The request ::
Count the lines below that contain the word "image", and report only that number.

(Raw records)
* * * * * * * * *
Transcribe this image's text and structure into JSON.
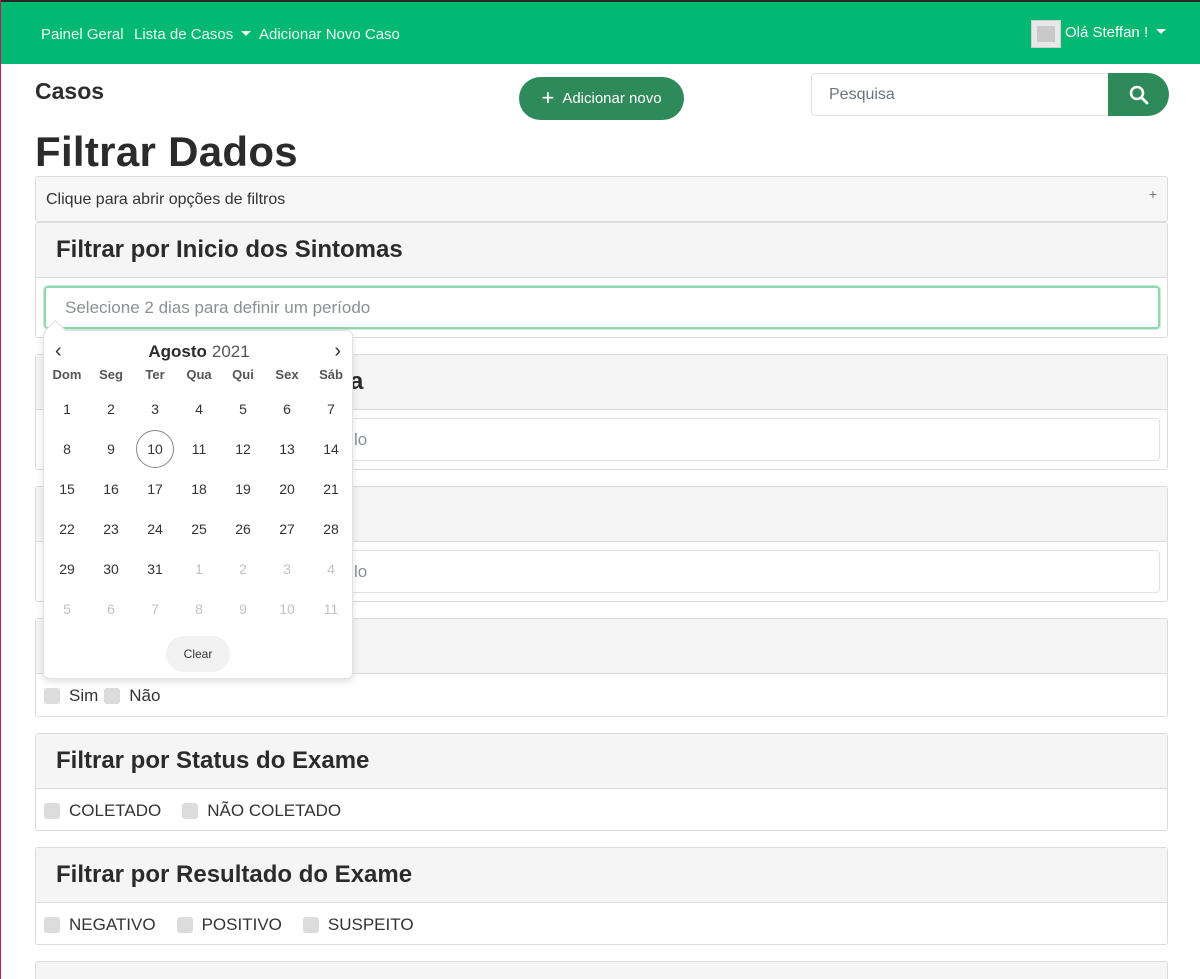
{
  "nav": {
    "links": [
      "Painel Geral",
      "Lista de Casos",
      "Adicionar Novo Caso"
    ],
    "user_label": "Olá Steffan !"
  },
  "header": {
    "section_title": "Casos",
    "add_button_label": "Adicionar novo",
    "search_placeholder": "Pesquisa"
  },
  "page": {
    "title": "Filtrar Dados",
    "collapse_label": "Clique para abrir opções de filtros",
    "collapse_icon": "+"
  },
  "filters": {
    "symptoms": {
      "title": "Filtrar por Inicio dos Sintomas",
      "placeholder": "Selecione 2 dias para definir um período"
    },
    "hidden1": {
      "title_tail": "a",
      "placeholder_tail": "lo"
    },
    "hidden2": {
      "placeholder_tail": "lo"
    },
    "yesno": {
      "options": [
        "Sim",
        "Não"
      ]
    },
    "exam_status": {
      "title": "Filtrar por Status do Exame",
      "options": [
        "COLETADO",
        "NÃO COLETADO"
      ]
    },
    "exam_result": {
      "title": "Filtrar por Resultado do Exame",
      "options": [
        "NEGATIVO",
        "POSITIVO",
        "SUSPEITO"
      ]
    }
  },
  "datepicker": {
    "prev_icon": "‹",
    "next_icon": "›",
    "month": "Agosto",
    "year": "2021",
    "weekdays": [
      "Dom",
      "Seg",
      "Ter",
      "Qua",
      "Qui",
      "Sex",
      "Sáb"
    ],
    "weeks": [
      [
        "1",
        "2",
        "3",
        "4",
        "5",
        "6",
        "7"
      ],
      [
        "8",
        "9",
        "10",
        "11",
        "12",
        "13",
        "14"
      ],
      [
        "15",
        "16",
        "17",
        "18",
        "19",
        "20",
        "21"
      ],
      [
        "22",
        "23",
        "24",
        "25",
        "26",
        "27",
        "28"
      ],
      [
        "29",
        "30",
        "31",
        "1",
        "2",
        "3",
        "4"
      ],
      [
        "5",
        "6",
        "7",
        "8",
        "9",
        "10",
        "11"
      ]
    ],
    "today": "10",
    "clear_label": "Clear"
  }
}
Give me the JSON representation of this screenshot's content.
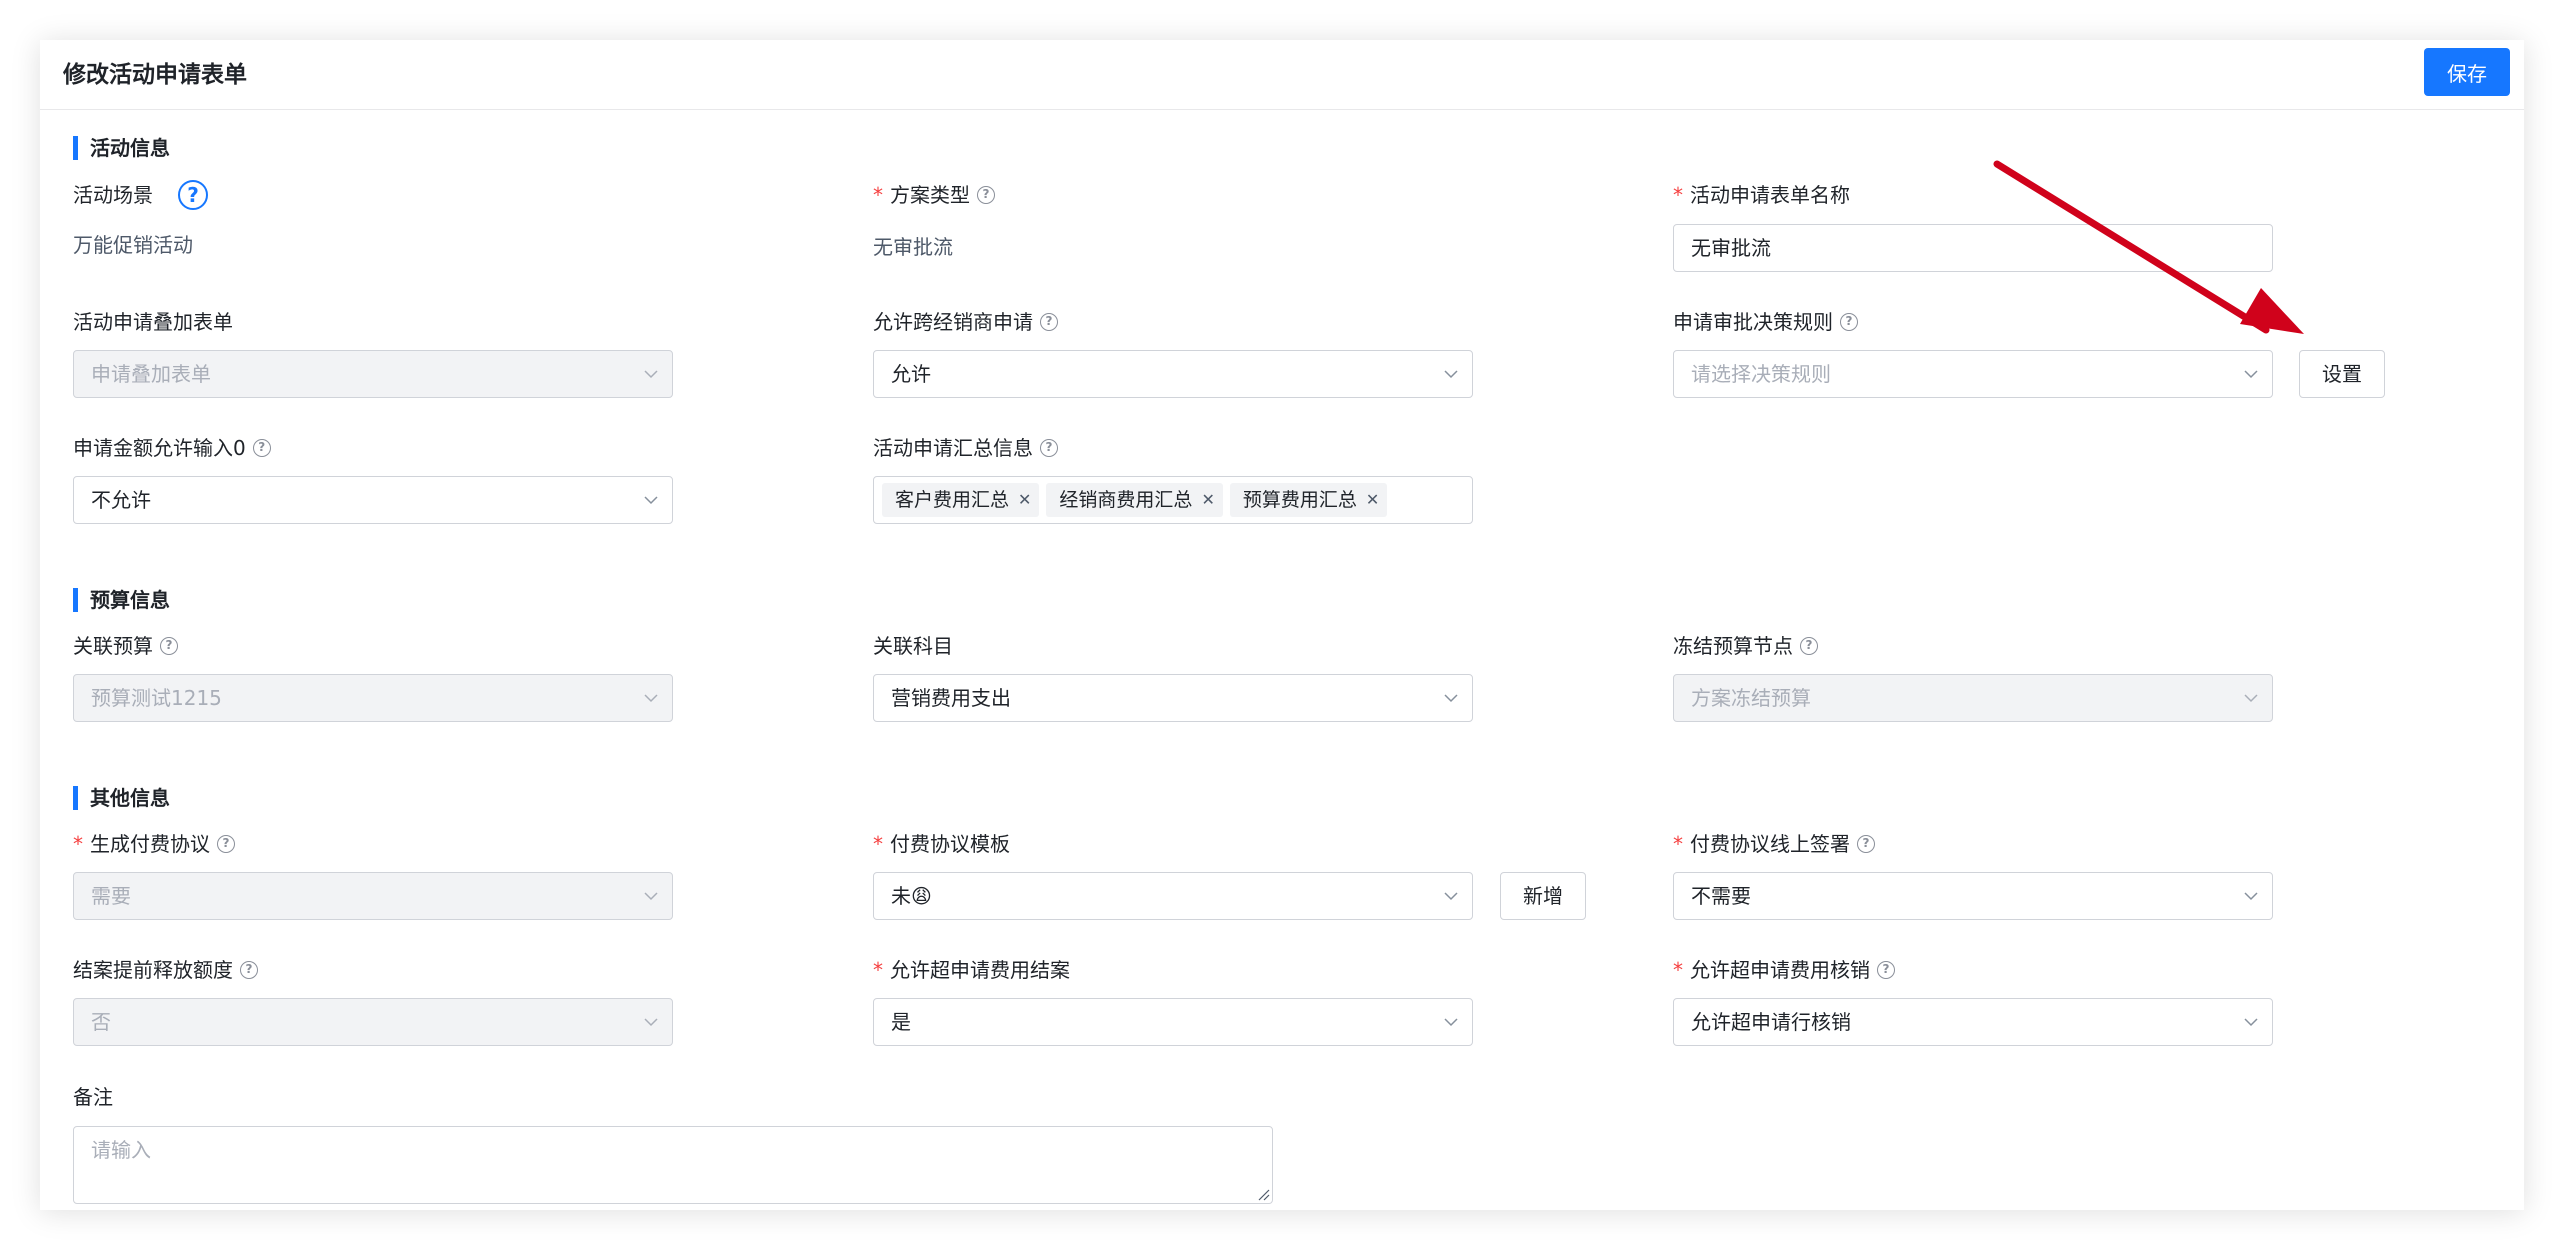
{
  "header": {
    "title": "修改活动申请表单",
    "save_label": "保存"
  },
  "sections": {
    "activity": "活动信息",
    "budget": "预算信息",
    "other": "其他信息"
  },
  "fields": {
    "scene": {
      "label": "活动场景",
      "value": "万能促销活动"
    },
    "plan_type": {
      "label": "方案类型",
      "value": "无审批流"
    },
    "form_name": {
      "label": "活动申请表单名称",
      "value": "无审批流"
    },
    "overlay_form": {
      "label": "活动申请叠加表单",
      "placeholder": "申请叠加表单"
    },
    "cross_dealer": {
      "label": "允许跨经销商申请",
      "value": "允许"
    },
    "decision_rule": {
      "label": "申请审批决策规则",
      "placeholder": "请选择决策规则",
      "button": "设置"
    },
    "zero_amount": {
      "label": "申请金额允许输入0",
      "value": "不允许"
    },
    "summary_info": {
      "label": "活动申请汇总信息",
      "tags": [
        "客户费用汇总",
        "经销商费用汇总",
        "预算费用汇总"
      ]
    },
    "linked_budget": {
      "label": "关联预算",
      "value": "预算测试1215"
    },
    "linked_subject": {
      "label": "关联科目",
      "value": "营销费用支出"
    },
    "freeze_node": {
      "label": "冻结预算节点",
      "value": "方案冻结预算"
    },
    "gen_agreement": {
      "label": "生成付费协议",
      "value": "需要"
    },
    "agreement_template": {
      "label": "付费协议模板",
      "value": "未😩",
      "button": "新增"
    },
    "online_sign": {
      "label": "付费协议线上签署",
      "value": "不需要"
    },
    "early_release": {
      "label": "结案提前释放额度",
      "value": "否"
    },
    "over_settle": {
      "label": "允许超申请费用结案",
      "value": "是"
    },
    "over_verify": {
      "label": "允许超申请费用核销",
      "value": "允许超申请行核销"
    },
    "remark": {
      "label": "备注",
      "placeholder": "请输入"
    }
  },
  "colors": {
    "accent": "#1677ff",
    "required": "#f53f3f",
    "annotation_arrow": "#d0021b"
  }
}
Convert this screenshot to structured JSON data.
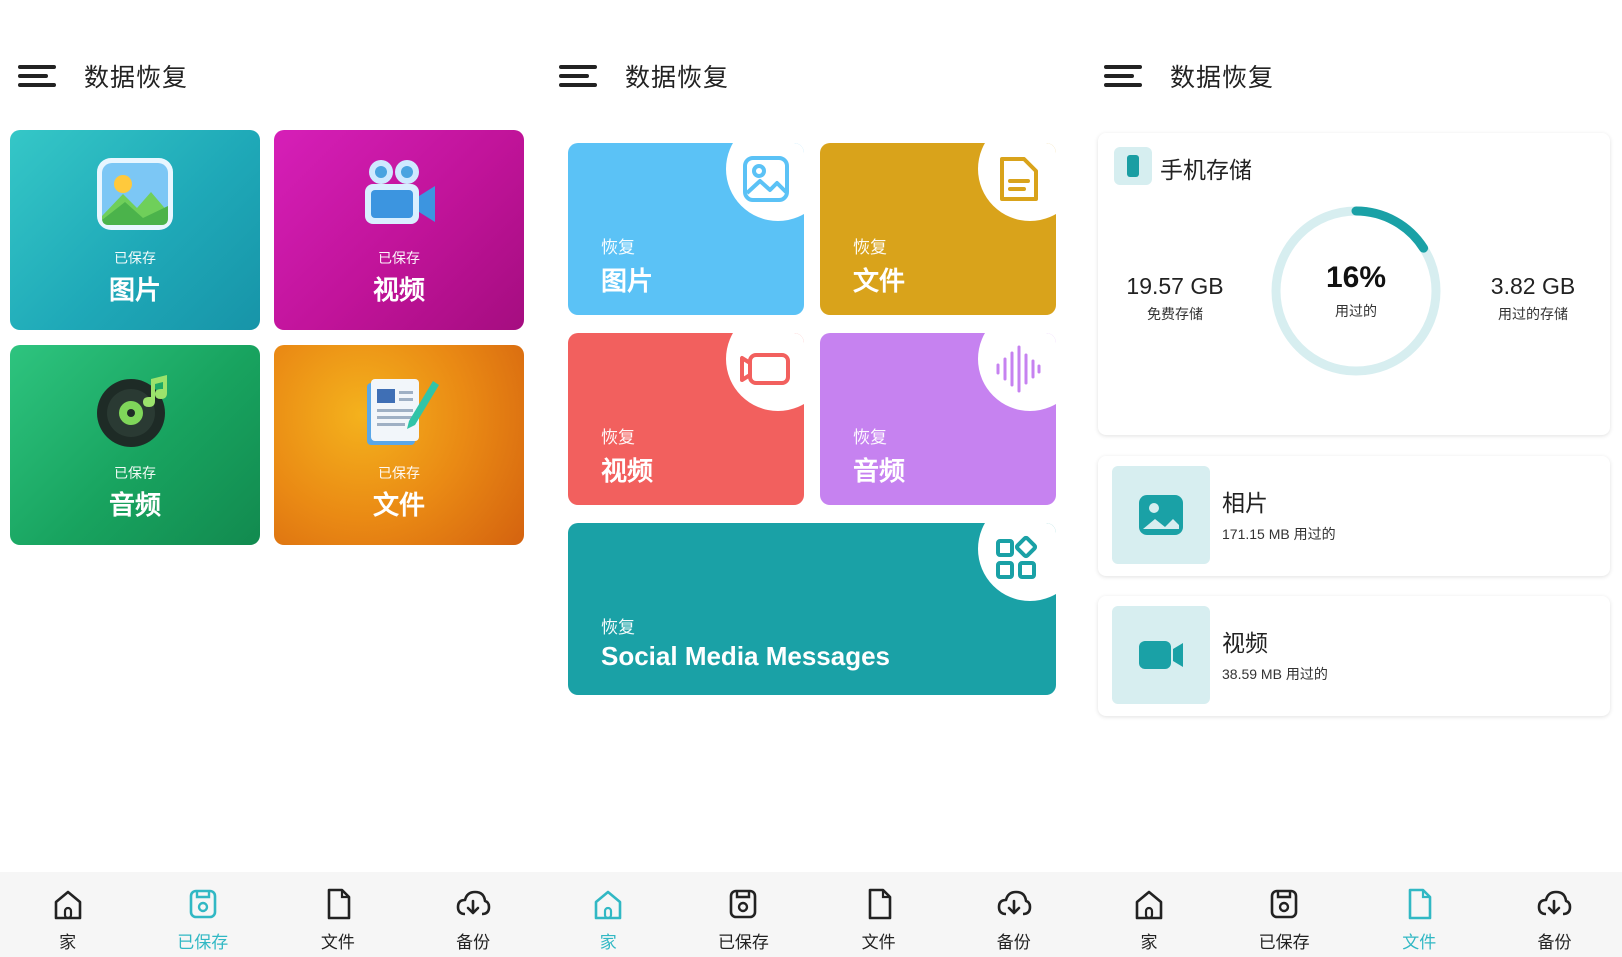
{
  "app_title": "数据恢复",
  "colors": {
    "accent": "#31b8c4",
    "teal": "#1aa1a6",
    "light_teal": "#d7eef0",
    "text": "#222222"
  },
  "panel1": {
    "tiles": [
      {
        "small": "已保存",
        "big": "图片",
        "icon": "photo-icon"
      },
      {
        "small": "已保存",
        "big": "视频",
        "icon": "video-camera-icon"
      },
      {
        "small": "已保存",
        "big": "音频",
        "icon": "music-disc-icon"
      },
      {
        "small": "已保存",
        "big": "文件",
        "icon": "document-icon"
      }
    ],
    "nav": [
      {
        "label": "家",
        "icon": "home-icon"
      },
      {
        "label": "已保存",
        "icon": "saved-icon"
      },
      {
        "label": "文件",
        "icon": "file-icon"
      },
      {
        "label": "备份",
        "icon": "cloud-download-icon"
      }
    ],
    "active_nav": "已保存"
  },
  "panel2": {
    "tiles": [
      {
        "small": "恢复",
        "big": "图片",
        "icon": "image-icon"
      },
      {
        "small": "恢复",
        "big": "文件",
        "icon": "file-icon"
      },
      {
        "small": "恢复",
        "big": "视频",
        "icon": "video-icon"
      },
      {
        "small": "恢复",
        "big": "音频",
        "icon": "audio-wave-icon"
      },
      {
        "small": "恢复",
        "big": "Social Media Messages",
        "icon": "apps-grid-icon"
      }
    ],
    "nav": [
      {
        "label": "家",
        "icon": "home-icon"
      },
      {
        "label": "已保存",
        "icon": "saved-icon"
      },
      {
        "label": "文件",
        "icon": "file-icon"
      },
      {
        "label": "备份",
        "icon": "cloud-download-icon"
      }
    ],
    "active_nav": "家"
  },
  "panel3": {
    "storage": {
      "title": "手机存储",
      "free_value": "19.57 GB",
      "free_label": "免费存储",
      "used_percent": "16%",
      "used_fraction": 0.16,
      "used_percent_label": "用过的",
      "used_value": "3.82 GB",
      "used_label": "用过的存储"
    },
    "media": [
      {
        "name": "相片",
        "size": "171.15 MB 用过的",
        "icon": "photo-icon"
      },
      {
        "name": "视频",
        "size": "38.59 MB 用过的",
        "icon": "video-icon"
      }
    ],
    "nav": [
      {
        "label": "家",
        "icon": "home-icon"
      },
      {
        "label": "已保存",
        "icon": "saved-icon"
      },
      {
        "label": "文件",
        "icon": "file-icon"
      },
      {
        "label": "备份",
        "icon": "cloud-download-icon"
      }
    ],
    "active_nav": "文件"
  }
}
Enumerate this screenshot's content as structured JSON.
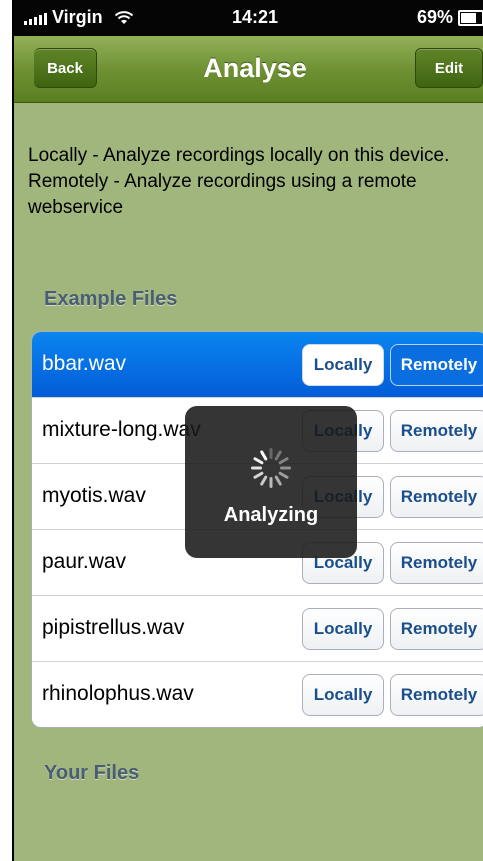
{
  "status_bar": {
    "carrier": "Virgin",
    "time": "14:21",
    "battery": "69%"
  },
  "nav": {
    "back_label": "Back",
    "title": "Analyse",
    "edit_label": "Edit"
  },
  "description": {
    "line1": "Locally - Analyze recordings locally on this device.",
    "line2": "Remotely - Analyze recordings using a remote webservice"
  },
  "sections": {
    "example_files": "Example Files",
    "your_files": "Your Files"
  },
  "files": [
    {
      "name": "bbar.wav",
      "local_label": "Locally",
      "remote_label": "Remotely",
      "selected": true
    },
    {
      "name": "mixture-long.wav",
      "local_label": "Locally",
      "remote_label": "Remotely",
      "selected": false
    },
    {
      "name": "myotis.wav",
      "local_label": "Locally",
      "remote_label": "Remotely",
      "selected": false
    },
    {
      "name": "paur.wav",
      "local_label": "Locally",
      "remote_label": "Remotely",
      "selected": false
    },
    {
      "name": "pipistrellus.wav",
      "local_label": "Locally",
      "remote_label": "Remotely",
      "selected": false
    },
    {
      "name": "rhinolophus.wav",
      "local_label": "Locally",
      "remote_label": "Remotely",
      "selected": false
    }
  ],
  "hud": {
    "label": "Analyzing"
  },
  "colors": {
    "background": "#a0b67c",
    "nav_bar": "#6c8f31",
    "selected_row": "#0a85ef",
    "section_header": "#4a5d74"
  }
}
* * * * * * * * *
Result of this exercise ::
2